§ Problem statement
In the data below, find every line with the string "name" and pull it out.

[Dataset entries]
=====
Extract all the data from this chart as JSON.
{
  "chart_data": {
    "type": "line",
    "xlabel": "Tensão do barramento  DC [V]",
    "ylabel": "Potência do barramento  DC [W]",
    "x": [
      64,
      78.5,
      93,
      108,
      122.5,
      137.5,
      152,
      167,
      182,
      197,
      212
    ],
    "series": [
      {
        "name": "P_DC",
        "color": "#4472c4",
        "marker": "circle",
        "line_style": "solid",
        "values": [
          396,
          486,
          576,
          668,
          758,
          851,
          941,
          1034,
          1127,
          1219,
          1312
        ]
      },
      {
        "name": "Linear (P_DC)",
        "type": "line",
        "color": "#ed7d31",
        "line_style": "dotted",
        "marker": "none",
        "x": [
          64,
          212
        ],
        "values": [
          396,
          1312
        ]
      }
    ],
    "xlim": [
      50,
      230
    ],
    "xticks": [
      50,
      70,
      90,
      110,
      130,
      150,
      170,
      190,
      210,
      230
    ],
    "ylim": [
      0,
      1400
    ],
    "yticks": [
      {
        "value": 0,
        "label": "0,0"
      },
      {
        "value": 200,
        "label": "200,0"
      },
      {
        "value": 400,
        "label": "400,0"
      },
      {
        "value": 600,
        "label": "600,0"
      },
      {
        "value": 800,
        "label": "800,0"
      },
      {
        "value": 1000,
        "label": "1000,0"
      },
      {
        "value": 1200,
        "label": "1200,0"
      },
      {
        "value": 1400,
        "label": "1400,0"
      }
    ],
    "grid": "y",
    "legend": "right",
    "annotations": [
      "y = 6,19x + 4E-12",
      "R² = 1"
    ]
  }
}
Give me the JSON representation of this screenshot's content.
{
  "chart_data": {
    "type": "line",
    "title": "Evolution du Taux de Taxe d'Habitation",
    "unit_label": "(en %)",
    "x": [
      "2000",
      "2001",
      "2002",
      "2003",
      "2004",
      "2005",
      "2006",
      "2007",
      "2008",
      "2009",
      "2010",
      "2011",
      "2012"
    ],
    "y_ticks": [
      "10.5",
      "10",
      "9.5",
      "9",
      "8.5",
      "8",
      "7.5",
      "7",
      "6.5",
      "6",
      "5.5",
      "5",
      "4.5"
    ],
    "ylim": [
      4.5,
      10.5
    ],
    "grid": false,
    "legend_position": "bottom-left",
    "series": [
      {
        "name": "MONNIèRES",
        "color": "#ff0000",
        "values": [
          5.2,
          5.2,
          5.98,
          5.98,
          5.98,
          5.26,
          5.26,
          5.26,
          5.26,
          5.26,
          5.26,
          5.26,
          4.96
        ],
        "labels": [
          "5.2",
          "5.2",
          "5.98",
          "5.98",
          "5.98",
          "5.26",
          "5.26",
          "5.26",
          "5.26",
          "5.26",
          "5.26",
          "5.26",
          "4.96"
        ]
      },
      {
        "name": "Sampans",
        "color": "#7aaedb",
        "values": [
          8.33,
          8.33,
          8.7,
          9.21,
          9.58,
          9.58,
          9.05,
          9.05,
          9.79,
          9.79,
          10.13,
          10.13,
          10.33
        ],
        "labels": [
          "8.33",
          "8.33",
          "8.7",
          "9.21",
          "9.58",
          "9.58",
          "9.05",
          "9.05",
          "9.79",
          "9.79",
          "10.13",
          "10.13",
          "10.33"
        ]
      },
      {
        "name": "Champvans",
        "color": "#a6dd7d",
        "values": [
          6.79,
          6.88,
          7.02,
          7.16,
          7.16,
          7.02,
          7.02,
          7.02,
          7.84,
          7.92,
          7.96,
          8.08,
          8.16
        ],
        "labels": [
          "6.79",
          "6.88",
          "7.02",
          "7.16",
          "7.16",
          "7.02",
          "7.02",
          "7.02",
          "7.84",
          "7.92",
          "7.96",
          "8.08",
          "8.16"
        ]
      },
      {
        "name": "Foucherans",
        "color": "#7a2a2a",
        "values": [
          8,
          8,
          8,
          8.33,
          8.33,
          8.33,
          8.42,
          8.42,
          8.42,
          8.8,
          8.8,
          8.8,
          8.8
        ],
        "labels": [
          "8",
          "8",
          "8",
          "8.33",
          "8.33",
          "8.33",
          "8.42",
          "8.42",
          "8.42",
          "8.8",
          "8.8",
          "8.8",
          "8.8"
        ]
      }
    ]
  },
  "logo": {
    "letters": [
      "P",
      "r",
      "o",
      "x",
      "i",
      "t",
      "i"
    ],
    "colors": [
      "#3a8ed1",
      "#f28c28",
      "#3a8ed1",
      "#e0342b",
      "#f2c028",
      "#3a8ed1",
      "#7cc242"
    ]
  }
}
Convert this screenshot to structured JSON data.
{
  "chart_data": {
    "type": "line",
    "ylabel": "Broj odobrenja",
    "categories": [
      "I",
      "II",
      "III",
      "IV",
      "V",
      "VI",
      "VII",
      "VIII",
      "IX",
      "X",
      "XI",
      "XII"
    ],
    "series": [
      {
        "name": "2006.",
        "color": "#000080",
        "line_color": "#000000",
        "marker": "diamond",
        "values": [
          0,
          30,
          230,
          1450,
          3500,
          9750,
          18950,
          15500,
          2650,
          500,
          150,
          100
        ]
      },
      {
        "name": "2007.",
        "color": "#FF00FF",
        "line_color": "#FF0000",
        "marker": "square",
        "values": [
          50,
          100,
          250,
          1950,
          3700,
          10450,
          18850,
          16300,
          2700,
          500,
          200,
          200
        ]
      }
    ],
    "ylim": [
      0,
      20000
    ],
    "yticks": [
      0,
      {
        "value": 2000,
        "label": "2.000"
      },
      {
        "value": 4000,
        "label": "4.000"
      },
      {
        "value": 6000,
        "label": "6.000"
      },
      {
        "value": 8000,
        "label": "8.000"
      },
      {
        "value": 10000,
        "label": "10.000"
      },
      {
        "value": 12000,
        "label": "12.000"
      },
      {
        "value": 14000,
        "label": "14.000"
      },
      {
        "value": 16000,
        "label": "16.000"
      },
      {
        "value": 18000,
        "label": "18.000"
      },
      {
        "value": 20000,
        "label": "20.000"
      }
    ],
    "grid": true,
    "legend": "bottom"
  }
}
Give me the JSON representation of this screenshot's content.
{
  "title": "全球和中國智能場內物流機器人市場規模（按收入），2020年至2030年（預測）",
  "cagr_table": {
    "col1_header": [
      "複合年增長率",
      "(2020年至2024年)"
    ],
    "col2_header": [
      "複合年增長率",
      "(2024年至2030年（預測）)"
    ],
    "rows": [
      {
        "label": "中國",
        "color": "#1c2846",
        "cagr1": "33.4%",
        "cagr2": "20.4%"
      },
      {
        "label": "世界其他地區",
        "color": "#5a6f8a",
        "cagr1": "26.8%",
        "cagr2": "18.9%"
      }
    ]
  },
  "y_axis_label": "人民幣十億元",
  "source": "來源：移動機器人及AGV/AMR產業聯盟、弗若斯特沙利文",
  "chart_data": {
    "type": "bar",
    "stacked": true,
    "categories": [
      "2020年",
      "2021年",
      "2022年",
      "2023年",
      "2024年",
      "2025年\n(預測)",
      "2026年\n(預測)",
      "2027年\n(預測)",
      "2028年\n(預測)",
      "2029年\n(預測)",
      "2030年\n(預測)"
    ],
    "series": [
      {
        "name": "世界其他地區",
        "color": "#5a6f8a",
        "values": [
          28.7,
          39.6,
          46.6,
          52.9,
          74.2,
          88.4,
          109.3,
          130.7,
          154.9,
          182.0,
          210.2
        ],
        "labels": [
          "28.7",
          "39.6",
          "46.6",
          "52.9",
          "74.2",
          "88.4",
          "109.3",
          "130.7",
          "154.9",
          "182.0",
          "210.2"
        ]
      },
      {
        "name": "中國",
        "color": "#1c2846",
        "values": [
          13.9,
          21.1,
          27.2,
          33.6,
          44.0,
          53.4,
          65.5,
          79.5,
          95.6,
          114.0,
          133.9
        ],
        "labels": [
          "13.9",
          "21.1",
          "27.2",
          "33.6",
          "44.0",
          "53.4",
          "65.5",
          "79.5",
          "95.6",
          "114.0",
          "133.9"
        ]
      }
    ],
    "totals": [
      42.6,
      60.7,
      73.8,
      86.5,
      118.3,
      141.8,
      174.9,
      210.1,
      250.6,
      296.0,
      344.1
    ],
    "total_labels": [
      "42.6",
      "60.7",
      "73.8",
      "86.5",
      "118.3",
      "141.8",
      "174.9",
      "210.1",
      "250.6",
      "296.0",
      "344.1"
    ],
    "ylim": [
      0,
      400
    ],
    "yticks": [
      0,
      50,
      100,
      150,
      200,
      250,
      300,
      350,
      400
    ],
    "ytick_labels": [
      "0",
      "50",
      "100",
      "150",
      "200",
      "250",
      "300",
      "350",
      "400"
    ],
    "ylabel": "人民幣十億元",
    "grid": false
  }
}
=====
§ Solution
        "name": "P_DC",
        "name": "Linear (P_DC)",
        "name": "MONNIèRES",
        "name": "Sampans",
        "name": "Champvans",
        "name": "Foucherans",
        "name": "2006.",
        "name": "2007.",
        "name": "世界其他地區",
        "name": "中國",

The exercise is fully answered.